# Start of DATASET CONTENT

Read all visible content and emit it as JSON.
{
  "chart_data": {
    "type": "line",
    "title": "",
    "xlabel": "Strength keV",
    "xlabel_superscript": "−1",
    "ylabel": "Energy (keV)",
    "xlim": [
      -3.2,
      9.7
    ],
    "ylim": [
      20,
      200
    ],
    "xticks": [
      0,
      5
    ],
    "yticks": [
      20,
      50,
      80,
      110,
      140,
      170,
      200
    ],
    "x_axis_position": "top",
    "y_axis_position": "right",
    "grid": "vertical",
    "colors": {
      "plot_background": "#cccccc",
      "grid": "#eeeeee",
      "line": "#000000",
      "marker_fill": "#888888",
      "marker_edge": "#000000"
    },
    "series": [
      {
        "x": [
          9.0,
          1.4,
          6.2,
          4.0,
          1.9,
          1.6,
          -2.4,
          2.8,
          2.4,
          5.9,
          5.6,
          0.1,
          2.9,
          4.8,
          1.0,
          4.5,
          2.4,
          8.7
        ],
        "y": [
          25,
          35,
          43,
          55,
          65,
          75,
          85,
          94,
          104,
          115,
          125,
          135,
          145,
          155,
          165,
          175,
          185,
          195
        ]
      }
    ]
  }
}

# End of DATASET CONTENT
# Start of DATASET CONTENT

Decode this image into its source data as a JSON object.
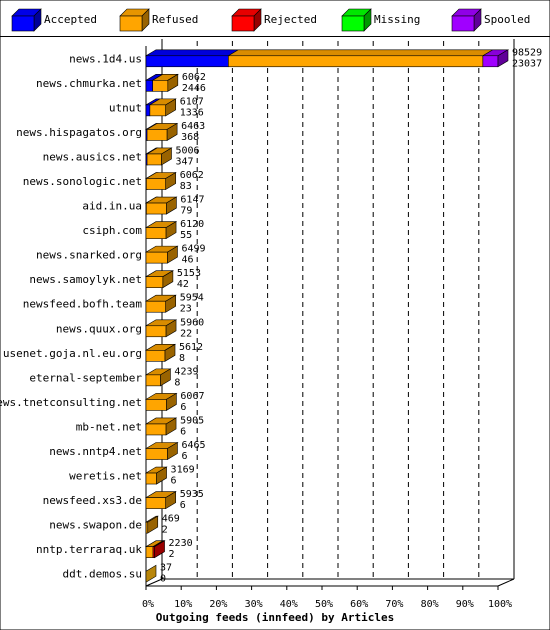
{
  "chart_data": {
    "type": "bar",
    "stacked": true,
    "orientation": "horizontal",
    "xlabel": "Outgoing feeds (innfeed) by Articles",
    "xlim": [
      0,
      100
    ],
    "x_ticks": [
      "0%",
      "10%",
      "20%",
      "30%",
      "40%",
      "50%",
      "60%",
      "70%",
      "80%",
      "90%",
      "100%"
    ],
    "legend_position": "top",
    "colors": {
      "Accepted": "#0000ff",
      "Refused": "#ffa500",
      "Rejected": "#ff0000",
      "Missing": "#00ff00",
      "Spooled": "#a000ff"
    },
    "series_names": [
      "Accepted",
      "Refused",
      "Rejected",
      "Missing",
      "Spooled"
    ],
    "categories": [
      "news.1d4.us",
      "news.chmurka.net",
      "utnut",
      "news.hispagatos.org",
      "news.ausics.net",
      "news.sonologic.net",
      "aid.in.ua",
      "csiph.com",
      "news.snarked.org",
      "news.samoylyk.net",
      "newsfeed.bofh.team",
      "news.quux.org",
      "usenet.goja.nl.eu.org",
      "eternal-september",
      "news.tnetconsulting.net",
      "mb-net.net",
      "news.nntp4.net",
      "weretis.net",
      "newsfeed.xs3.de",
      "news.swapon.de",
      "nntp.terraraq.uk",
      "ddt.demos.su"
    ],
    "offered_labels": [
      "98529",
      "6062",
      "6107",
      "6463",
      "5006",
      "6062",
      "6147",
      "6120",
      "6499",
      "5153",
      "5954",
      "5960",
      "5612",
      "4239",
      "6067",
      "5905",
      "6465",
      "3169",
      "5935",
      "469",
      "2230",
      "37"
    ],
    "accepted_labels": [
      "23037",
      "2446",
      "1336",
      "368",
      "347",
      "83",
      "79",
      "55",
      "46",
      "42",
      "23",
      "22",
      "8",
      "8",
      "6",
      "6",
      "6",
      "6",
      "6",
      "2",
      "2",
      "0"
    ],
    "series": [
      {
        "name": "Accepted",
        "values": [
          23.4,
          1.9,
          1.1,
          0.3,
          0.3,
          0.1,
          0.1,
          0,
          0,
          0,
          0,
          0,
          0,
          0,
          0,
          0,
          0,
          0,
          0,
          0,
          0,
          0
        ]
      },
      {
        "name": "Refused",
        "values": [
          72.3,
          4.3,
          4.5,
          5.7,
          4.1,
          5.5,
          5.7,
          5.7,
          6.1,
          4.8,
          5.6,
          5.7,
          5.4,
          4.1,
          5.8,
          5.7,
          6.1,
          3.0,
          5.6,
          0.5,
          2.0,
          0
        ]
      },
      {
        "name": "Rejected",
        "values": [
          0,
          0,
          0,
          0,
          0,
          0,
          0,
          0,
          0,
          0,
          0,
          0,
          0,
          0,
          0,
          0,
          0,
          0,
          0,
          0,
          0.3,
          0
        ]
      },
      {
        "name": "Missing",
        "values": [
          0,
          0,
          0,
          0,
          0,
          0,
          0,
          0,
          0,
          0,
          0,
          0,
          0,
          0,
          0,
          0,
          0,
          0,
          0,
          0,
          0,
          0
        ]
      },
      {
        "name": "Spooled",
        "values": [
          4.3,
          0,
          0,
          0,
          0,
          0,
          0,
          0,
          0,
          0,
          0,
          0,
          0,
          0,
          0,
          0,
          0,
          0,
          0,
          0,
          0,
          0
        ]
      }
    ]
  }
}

# End of DATASET CONTENT

Find each line holding the string "Rejected" and copy it out.

TASK RESULT:
      "Rejected": "#ff0000",
      "Rejected",
        "name": "Rejected",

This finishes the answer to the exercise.